To do:
Pull out every line of the listing below where "Lobkowitzplatz" appears.

== == ==

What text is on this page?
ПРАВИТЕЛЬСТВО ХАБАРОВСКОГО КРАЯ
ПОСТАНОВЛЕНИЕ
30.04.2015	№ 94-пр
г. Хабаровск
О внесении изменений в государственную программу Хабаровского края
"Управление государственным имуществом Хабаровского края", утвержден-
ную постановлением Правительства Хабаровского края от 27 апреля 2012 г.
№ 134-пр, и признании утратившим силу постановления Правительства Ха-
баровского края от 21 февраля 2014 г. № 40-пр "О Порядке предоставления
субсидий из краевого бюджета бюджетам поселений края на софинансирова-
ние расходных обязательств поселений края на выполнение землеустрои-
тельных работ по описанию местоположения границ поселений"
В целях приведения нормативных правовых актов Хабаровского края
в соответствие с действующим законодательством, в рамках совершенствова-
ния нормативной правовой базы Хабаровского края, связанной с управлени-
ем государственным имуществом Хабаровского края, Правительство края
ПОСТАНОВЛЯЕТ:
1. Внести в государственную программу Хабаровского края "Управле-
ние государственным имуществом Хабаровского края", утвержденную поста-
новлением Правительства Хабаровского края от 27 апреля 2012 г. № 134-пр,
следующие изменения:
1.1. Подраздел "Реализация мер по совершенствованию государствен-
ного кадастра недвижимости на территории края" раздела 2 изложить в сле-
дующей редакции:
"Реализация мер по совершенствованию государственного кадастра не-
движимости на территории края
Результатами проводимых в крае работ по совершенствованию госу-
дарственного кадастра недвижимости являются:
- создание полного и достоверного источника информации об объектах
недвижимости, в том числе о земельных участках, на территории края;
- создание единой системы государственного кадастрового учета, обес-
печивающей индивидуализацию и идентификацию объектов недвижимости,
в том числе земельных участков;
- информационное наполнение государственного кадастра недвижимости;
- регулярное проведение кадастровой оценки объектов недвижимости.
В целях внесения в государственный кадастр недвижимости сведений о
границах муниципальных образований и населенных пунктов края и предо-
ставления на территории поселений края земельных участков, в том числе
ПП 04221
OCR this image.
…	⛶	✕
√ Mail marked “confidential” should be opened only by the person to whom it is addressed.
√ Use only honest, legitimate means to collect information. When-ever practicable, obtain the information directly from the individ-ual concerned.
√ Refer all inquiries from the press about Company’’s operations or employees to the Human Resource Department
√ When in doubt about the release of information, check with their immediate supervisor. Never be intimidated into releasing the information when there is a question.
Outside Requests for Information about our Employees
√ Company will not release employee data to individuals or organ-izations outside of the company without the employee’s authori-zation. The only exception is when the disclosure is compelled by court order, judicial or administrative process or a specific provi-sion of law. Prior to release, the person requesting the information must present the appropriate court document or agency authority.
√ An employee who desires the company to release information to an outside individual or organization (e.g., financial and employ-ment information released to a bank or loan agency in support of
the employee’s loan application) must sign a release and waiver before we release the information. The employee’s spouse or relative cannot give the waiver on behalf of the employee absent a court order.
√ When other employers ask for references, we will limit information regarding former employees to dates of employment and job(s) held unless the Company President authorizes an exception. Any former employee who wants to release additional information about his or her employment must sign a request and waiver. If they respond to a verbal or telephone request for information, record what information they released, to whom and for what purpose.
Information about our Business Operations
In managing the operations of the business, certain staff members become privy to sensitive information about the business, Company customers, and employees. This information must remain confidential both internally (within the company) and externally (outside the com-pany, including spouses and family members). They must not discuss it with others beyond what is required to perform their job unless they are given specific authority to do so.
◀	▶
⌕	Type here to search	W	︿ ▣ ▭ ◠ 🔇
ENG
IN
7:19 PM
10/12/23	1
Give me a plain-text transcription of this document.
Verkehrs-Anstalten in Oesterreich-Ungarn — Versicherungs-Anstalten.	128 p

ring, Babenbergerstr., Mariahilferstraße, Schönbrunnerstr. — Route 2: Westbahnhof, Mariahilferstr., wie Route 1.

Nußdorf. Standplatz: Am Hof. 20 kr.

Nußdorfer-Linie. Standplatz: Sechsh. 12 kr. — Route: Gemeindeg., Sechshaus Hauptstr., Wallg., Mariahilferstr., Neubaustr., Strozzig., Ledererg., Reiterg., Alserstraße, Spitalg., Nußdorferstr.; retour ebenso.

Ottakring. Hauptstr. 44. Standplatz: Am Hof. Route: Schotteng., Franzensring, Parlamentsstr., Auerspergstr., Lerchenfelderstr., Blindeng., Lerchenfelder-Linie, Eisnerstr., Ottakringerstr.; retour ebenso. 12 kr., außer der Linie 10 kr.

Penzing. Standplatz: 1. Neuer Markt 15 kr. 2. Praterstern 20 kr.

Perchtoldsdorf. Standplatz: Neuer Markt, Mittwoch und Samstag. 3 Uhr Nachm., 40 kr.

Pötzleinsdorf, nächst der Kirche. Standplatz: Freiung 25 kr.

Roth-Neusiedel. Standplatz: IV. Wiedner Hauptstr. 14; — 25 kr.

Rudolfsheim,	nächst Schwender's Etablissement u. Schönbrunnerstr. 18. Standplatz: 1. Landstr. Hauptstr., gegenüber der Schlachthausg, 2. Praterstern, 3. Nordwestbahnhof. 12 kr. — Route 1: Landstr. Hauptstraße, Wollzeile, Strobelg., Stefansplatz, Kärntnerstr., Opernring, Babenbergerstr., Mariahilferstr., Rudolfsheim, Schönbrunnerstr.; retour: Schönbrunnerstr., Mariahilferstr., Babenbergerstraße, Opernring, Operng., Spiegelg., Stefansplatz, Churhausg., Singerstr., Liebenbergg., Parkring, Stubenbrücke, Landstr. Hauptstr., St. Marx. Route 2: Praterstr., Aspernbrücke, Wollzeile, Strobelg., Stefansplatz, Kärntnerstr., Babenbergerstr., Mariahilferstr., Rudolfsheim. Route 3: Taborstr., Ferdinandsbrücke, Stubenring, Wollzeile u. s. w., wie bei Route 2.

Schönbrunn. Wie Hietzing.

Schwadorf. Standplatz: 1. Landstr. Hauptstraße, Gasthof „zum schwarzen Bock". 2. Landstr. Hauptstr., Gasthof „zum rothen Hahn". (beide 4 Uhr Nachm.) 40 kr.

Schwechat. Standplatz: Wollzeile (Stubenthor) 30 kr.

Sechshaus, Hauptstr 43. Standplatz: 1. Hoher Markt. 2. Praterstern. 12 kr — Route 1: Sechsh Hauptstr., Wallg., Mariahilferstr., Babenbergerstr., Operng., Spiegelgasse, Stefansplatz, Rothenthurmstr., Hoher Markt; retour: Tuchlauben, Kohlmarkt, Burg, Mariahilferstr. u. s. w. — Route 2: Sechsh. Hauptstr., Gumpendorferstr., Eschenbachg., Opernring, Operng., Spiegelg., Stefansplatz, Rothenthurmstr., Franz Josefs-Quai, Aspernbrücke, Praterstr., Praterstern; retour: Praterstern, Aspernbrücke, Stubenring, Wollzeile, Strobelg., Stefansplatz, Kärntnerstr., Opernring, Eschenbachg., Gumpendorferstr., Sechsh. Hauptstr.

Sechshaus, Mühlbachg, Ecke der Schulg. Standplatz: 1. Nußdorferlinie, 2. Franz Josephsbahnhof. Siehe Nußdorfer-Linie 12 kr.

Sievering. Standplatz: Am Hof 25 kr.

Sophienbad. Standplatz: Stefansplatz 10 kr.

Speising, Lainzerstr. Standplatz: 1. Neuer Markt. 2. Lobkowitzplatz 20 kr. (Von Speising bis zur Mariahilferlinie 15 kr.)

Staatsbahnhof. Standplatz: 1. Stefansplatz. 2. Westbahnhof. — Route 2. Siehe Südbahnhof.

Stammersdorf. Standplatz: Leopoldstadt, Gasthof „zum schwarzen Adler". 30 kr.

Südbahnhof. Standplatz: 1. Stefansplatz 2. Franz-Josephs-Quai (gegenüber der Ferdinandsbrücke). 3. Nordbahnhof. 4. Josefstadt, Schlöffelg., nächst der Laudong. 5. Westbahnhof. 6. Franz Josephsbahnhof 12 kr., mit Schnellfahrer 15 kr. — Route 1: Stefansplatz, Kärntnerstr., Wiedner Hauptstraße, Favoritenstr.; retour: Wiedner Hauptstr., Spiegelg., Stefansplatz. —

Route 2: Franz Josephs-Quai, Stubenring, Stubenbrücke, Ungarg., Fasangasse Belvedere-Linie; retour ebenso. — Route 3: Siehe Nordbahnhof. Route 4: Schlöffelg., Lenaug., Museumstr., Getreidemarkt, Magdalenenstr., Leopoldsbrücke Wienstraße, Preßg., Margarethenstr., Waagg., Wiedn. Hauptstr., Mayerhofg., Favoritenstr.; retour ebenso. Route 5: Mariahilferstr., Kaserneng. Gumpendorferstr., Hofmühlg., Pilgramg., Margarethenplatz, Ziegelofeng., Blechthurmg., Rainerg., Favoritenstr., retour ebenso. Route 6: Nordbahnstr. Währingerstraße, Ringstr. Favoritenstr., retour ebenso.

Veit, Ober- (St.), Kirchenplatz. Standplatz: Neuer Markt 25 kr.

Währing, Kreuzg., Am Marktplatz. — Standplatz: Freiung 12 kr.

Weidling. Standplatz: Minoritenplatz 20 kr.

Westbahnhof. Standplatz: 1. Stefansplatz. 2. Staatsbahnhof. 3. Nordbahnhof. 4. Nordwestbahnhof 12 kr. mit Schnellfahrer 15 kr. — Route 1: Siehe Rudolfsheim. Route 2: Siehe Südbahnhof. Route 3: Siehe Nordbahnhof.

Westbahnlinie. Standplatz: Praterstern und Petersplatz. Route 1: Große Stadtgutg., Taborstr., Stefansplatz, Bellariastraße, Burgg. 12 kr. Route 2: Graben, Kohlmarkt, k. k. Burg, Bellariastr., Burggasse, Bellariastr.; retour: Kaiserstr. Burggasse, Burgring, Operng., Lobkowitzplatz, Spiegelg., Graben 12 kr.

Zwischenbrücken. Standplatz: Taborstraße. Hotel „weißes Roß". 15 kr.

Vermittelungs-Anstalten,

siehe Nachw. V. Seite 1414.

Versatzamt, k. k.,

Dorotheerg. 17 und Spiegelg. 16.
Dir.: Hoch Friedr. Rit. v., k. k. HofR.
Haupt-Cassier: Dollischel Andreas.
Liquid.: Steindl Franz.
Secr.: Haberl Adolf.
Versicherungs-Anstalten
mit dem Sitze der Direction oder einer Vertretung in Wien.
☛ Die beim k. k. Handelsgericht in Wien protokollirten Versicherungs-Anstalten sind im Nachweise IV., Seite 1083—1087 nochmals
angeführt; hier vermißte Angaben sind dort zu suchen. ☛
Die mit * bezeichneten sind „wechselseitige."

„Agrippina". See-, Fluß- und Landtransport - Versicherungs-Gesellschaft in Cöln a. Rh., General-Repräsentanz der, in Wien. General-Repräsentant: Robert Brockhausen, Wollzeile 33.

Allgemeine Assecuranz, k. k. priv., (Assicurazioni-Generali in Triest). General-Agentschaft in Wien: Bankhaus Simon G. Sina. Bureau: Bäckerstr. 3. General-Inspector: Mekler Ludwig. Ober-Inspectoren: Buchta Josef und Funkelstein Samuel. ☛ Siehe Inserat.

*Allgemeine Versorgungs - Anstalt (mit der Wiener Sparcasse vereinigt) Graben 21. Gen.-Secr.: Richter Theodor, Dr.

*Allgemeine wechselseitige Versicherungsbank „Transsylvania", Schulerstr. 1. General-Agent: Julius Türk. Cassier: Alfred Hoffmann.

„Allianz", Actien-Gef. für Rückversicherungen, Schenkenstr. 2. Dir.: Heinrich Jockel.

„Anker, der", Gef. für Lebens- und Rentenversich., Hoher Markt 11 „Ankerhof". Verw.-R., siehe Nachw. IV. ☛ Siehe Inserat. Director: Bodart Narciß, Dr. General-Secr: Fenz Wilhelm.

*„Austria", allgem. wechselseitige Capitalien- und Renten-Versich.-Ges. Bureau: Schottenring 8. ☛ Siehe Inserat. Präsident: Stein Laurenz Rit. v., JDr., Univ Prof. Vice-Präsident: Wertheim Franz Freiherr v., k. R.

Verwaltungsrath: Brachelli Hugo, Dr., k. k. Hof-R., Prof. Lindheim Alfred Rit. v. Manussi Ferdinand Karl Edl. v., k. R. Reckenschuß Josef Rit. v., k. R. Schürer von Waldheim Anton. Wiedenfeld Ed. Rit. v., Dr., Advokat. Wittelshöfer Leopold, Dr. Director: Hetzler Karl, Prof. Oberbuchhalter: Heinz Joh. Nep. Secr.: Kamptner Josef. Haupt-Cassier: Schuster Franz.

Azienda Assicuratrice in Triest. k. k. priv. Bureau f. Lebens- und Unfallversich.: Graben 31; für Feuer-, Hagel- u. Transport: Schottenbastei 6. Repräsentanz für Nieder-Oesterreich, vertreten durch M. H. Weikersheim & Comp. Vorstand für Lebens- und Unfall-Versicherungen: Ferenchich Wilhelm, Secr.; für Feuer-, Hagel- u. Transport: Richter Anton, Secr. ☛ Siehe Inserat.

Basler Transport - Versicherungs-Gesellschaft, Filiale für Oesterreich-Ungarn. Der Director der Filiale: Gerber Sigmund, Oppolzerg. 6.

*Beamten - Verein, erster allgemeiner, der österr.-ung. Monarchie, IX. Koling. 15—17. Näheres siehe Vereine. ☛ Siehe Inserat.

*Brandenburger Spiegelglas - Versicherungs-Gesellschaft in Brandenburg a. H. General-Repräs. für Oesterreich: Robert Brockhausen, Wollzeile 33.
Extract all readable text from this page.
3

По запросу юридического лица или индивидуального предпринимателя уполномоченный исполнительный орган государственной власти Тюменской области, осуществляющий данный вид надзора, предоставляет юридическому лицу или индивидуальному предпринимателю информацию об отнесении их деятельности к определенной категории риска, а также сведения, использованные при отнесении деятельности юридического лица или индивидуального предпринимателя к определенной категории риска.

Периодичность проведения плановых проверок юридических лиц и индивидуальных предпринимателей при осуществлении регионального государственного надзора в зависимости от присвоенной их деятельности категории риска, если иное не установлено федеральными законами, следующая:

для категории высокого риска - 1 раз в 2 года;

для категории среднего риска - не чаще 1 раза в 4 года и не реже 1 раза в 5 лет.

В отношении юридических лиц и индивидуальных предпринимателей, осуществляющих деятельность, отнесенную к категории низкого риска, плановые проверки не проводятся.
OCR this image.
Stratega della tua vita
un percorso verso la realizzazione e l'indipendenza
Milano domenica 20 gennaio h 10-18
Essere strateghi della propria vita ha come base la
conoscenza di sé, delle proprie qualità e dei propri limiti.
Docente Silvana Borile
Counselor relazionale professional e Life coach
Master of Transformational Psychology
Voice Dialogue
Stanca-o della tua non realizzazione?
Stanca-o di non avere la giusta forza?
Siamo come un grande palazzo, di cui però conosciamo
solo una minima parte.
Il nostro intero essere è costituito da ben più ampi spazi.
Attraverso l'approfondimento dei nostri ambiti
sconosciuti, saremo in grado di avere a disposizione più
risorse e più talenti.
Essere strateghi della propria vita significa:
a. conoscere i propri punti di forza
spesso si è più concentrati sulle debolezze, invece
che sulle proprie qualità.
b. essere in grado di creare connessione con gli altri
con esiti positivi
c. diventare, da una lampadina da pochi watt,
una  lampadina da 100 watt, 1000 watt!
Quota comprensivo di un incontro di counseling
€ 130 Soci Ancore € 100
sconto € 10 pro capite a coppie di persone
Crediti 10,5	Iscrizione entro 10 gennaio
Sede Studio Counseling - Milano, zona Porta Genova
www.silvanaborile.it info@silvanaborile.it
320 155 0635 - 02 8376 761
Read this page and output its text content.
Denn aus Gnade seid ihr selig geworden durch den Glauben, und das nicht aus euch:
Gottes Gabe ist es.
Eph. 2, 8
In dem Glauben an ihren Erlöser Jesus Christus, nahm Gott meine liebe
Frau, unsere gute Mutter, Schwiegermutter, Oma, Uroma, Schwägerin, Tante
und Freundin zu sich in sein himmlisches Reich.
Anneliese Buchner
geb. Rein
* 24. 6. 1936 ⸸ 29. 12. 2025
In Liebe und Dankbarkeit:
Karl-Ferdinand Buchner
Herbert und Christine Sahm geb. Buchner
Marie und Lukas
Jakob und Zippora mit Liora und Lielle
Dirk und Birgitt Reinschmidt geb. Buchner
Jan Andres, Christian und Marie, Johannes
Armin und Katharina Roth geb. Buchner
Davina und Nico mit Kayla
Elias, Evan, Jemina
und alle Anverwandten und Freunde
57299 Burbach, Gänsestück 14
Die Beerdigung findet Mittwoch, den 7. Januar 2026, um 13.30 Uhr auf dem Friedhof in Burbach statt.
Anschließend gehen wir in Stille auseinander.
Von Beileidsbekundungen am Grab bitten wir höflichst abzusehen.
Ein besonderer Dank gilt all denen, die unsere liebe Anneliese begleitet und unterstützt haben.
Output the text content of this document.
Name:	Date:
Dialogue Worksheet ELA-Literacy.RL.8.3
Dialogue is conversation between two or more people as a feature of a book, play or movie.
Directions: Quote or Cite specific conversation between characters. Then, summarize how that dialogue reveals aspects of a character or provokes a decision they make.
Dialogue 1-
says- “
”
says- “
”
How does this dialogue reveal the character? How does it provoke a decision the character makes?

== == ==

Complete output:
Speising, Lainzerstr. Standplatz: 1. Neuer Markt. 2. Lobkowitzplatz 20 kr. (Von Speising bis zur Mariahilferlinie 15 kr.)
Westbahnlinie. Standplatz: Praterstern und Petersplatz. Route 1: Große Stadtgutg., Taborstr., Stefansplatz, Bellariastraße, Burgg. 12 kr. Route 2: Graben, Kohlmarkt, k. k. Burg, Bellariastr., Burggasse, Bellariastr.; retour: Kaiserstr. Burggasse, Burgring, Operng., Lobkowitzplatz, Spiegelg., Graben 12 kr.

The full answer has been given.